[REQUIRED WORK]
**1.** In the text on workplace bullying, swap each "manager" for "supervisor" and give the passage again, starting at "Paul Westlund worked" and ending at "became the target.".
**2.** Write the next part of the text on workplace bullying, continuing after its final sentence.

Bullying is also bad for business. Studies show that overly aggressive bosses cause high turnover rates, reduced productivity and increased employee absences. But separating the bullies from the tough operators is a difficult and unpopular task, especially in high-tech and Internet industries where stress is considered a motivator and demanding higher-ups are the norm. And the victims are often hesitant to come forward, fearing that others will see them as weak or incompetent.

"It's a silent epidemic in U.S. business," claims Gary Namie, head of Bullybusters.

TOUGH GUY OR TERRORIST?

Paul Westlund worked his way up from temporary technician to the lead of the software development department at a San Francisco Bay Area payroll company before he ran into his bully. He says a new manager targeted him for abuse after Westlund defended a co-worker the manager was yelling at in public. After that, Westlund became the target.

[LISTED RECORDS]
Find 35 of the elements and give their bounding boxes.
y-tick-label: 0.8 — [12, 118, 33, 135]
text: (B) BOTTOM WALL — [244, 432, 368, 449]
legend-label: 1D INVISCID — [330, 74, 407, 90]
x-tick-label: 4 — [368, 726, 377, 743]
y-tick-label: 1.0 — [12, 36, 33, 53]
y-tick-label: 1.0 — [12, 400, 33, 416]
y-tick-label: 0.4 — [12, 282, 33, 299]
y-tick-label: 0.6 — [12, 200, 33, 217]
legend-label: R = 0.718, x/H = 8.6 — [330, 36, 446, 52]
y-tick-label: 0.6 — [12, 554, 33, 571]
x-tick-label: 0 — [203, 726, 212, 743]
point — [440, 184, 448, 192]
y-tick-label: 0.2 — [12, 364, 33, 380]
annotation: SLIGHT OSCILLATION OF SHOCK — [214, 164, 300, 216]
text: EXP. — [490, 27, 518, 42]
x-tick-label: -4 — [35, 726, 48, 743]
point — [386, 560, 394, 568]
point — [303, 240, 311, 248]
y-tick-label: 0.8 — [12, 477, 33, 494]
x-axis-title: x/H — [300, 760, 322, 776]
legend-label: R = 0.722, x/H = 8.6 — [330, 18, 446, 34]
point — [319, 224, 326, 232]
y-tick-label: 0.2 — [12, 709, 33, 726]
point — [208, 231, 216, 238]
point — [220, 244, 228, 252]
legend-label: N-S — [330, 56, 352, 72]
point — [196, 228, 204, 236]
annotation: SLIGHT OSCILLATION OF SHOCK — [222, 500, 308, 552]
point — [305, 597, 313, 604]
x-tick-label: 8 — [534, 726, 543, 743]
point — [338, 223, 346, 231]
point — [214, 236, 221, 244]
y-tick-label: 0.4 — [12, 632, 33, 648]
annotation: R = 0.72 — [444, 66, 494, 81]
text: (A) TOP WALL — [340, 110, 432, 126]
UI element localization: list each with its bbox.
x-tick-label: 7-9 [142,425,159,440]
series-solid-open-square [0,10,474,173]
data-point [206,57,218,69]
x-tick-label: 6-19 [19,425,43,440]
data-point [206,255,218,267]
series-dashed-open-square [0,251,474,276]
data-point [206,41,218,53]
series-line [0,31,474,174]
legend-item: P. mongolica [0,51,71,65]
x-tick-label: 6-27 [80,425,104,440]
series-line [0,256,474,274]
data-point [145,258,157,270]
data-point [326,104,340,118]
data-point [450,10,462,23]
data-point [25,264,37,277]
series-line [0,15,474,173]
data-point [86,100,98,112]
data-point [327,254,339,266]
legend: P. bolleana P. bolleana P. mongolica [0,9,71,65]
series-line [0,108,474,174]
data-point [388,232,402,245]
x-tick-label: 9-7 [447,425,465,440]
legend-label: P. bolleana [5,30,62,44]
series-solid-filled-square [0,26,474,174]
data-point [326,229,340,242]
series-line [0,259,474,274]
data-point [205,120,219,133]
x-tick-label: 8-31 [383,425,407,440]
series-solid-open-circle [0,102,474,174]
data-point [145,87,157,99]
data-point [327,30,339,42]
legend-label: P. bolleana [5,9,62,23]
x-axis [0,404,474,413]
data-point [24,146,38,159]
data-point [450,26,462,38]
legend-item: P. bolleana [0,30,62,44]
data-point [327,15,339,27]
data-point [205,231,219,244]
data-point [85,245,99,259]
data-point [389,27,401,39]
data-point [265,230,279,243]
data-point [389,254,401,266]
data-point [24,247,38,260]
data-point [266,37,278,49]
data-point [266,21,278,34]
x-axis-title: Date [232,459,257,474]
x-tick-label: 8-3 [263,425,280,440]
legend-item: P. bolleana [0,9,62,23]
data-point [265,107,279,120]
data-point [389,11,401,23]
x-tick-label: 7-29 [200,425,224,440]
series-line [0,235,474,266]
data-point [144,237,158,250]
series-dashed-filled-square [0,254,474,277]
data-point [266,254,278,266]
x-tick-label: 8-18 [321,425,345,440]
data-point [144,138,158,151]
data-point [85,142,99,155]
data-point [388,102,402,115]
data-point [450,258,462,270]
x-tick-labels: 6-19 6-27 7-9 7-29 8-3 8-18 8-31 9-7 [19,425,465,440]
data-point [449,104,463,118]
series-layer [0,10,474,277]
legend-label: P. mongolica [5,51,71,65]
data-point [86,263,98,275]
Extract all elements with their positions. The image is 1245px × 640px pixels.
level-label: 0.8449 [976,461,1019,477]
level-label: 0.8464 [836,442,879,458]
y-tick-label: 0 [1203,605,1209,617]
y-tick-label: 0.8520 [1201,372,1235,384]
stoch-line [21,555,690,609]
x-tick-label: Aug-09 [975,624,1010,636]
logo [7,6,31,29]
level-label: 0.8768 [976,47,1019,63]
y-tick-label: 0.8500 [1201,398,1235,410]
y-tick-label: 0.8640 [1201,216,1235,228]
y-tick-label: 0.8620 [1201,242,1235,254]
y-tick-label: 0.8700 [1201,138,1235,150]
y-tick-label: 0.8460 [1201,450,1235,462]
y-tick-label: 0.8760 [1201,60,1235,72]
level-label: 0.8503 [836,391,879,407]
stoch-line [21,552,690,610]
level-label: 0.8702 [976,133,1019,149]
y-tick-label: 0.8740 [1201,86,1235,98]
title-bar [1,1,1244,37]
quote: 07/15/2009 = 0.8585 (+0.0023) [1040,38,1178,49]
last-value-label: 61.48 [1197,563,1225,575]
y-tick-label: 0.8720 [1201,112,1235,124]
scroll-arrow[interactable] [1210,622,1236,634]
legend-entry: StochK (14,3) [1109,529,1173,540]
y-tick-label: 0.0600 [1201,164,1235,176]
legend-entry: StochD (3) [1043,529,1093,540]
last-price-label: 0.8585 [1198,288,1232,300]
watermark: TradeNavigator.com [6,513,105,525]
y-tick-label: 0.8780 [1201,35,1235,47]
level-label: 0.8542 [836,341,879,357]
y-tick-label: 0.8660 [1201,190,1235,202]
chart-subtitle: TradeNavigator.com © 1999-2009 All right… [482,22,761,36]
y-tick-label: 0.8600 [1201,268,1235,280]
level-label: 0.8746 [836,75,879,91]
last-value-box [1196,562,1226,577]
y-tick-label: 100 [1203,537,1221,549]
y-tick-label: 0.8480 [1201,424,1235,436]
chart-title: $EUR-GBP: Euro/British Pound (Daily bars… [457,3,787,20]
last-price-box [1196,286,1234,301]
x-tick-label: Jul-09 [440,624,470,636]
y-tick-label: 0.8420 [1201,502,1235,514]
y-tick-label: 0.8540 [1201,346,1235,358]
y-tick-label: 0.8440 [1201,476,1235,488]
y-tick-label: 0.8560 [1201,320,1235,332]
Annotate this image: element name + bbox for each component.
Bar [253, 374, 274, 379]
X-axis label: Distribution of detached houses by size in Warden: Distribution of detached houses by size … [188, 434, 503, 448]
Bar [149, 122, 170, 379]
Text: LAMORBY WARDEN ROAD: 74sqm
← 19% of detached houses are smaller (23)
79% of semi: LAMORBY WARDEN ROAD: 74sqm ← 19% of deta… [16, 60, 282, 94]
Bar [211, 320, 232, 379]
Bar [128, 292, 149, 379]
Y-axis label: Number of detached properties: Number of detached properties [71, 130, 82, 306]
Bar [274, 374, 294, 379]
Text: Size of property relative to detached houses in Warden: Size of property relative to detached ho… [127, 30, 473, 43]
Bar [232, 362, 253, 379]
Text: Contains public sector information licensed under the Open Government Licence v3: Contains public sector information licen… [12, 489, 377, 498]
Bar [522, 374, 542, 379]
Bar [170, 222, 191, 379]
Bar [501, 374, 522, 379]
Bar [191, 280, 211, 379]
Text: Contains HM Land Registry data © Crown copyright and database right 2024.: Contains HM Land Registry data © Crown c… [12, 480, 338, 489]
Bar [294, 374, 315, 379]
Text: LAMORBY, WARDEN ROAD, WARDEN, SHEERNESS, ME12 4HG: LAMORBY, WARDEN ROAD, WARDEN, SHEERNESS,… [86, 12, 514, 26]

[ANSWERS FOR THE TASKS]
**1.**
Paul Westlund worked his way up from temporary technician to the lead of the software development department at a San Francisco Bay Area payroll company before he ran into his bully. He says a new supervisor targeted him for abuse after Westlund defended a co-worker the supervisor was yelling at in public. After that, Westlund became the target.

**2.**
His boss began finding small ways to harass him and make his job more difficult, says Westlund. He reduced Westlund's security clearance from 24-7 to business hours but refused to give a reason. He told Westlund's subordinates to ignore his instructions. And he gave him written warnings for mistakes Westlund says were fabricated.

That systematic attempt to undermine a target's work performance is one of the key factors separating a bully from a fair-but-demanding superior, says Namie. Bullies use a pattern of small and insidious events over a prolonged period of time. Each act by itself may not seem abusive, but the cumulative effect makes the work environment intolerable, he explains.

"Tough bosses draw a line in the sand: They say, 'Here are the goals you need to reach, and if you don't reach them here are the consequences,'" says Columbia University Professor Emeritus Harvey Hornstein, author of Brutal Basses and Their Prey. By contrast, bully bosses see information as power and use it to intimidate and impair their targets.

Namie of Bullybusters compares workplace bullying to domestic violence. In both situations, the victims often blame themselves, and their self-esteem suffers.

That was true for Westlund. The experience eroded his self-confidence and left him depressed and bitter, he says. Going to work made him feel like a "trapped animal."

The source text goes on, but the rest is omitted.